Exercise details. Switch "curve-label-leader" to "curve-label-pointer" in the material from the line with "right-axis2-tick: 2: [406, 682, 409, 687]" up to and including the line with "left-axis2-tick: 10: [22, 666, 28, 671]". Return only those lines, with nothing else changed.
──────── Source data ────────
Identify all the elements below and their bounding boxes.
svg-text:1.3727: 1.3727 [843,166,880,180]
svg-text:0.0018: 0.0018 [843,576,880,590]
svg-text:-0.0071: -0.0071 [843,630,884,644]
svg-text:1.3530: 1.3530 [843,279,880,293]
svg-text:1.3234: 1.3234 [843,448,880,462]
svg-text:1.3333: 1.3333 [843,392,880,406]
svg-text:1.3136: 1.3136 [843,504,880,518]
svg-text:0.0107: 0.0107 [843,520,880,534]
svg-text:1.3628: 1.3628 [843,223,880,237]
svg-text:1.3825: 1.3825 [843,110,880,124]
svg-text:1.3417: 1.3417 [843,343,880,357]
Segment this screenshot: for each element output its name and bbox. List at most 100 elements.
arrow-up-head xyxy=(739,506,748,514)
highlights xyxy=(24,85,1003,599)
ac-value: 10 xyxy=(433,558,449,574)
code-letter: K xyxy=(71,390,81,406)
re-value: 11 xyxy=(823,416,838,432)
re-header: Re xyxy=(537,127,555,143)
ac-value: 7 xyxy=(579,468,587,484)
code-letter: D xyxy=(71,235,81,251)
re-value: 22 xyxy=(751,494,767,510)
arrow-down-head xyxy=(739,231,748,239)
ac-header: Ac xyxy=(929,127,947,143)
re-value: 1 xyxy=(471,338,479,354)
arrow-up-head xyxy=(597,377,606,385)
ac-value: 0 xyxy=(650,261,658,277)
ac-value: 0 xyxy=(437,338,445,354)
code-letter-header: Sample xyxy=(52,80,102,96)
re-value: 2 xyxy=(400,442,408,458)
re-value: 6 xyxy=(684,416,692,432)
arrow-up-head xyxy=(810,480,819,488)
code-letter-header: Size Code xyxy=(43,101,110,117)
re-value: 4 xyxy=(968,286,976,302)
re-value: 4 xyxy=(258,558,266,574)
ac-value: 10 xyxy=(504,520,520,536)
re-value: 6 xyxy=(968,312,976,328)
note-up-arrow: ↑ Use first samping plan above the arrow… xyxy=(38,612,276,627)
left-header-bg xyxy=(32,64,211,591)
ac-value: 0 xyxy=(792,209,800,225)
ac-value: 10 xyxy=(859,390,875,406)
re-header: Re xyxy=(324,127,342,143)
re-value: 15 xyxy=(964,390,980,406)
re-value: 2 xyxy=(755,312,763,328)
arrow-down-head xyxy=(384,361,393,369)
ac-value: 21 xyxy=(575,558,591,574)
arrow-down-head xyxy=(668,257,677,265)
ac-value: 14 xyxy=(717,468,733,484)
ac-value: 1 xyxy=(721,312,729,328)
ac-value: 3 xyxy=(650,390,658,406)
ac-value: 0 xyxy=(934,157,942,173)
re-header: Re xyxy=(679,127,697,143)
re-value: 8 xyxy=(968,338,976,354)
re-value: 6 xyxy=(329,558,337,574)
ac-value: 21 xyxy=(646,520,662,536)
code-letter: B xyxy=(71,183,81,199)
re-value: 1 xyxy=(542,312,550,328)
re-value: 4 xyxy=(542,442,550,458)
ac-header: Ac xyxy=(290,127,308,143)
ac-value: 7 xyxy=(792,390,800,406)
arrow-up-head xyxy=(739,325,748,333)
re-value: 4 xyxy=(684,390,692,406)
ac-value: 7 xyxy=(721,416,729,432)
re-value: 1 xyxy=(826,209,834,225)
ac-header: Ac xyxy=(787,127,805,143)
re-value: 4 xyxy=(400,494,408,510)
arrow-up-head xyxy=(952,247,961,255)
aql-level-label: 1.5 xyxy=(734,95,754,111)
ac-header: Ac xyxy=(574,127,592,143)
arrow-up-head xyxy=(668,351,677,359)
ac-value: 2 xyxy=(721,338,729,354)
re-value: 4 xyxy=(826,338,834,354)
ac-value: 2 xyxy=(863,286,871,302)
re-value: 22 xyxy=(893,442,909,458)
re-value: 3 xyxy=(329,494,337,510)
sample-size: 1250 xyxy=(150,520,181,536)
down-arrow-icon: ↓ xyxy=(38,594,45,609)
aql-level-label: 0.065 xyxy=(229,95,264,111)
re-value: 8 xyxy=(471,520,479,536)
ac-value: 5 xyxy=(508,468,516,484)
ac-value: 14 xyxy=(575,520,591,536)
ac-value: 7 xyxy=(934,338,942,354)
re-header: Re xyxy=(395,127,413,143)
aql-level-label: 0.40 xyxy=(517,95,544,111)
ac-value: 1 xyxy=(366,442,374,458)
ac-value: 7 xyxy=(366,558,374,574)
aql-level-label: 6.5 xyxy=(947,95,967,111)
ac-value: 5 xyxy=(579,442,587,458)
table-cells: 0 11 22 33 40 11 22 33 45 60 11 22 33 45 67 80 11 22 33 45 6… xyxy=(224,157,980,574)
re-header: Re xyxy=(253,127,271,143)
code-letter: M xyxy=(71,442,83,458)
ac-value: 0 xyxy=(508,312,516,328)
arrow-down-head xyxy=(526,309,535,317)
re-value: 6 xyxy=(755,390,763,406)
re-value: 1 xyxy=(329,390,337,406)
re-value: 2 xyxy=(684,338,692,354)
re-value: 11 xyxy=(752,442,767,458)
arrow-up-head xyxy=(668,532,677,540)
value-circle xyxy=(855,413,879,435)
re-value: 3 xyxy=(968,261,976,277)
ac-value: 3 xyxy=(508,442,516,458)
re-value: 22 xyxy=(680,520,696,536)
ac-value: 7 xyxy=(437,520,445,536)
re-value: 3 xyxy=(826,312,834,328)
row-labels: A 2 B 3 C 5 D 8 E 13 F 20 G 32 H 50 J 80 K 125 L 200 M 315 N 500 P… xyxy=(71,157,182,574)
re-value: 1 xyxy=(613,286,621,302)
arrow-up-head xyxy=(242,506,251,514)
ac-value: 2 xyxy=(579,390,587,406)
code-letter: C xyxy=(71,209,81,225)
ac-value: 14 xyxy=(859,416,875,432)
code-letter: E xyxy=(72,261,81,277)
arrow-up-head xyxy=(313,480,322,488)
────────
──────── Source data ────────
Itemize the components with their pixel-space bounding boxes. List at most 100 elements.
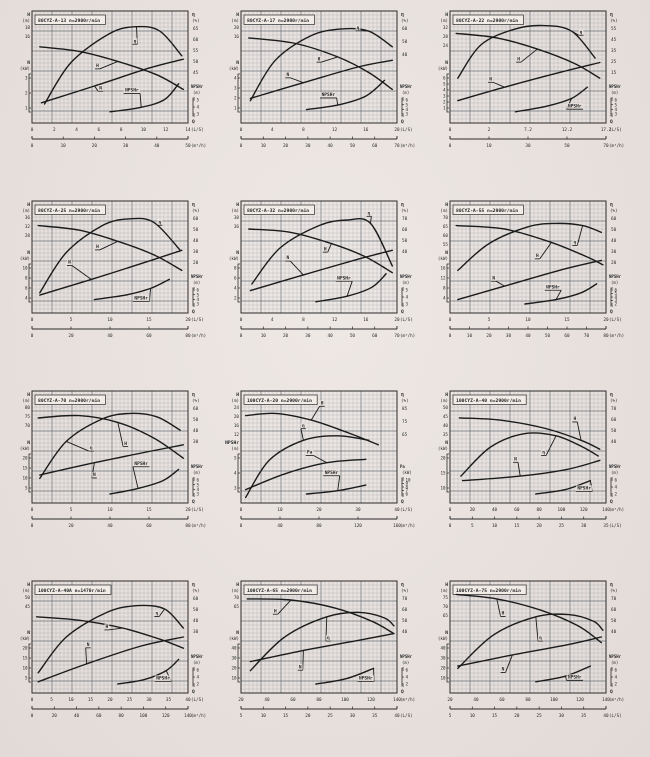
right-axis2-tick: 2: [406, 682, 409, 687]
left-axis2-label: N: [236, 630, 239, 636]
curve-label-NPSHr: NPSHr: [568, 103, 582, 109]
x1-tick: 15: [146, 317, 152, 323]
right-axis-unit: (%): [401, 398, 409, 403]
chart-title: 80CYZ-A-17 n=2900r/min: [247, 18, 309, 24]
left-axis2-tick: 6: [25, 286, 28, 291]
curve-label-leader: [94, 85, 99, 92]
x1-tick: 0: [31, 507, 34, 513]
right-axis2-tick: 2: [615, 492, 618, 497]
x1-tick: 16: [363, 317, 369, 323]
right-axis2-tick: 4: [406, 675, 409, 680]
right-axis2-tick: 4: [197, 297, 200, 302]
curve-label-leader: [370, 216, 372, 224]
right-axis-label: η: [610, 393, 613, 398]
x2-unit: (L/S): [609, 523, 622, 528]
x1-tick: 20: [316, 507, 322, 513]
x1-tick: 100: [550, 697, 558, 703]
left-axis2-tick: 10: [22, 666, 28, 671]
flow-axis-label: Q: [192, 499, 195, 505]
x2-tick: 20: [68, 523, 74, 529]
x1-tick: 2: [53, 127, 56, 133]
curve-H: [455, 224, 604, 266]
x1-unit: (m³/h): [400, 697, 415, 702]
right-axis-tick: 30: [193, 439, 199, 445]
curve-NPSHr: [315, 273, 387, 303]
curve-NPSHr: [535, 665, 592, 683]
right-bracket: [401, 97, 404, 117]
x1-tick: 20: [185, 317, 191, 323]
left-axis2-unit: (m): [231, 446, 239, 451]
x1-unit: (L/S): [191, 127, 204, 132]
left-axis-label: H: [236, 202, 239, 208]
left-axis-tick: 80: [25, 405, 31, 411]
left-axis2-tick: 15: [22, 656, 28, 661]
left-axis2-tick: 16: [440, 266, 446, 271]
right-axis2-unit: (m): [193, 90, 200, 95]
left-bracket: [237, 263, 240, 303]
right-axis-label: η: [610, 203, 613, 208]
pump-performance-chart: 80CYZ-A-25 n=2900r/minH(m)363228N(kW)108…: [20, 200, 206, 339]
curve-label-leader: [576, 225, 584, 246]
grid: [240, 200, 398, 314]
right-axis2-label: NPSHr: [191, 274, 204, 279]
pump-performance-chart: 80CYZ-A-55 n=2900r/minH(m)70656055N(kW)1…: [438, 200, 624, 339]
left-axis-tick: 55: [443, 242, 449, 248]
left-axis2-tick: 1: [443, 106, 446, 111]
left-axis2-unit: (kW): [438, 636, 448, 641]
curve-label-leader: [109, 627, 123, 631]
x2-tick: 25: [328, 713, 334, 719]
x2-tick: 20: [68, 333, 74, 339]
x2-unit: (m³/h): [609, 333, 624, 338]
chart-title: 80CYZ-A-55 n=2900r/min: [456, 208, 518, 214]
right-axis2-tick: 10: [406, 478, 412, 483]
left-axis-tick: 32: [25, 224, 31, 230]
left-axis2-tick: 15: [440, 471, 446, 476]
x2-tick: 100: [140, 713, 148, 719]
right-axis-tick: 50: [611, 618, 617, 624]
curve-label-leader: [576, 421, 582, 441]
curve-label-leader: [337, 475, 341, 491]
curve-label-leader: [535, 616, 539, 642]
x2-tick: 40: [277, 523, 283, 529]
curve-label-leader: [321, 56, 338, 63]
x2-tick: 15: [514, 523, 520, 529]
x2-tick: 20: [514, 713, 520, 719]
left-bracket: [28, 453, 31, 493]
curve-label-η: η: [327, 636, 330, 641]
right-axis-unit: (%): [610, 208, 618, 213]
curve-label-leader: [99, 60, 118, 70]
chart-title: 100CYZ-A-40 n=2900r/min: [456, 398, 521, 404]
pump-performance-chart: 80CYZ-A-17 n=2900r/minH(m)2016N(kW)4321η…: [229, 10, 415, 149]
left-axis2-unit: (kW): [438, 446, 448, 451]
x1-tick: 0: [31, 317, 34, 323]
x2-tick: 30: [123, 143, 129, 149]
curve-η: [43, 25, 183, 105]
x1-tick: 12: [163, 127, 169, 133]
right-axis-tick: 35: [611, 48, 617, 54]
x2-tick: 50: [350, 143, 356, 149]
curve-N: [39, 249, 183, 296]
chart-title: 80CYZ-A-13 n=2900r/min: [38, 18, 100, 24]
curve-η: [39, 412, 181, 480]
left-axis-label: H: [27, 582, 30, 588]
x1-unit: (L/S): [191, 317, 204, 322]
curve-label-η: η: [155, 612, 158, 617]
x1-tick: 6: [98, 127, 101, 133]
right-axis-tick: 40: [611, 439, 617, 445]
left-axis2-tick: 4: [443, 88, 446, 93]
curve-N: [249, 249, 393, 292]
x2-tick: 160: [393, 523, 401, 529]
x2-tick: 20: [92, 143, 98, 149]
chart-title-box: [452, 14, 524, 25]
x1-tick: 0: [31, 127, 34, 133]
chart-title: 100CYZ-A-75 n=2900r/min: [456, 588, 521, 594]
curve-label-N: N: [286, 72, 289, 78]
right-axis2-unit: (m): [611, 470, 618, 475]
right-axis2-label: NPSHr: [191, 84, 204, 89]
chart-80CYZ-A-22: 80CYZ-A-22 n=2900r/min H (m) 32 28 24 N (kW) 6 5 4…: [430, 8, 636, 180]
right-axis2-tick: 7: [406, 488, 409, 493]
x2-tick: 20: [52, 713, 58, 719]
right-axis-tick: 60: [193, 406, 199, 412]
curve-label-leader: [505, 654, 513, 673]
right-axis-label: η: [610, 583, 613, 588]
────────
Output for this task.
right-axis2-tick: 2: [406, 682, 409, 687]
left-axis2-label: N: [236, 630, 239, 636]
curve-label-NPSHr: NPSHr: [568, 103, 582, 109]
x1-tick: 15: [146, 317, 152, 323]
right-axis-unit: (%): [401, 398, 409, 403]
chart-title: 80CYZ-A-17 n=2900r/min: [247, 18, 309, 24]
left-axis2-tick: 6: [25, 286, 28, 291]
curve-label-pointer: [94, 85, 99, 92]
x1-tick: 0: [31, 507, 34, 513]
right-axis2-tick: 2: [615, 492, 618, 497]
x1-tick: 16: [363, 317, 369, 323]
right-axis2-tick: 4: [406, 675, 409, 680]
right-axis2-tick: 4: [197, 297, 200, 302]
curve-label-pointer: [370, 216, 372, 224]
right-axis-label: η: [610, 393, 613, 398]
x2-unit: (L/S): [609, 523, 622, 528]
x1-tick: 20: [316, 507, 322, 513]
x1-tick: 100: [550, 697, 558, 703]
left-axis2-tick: 10: [22, 666, 28, 671]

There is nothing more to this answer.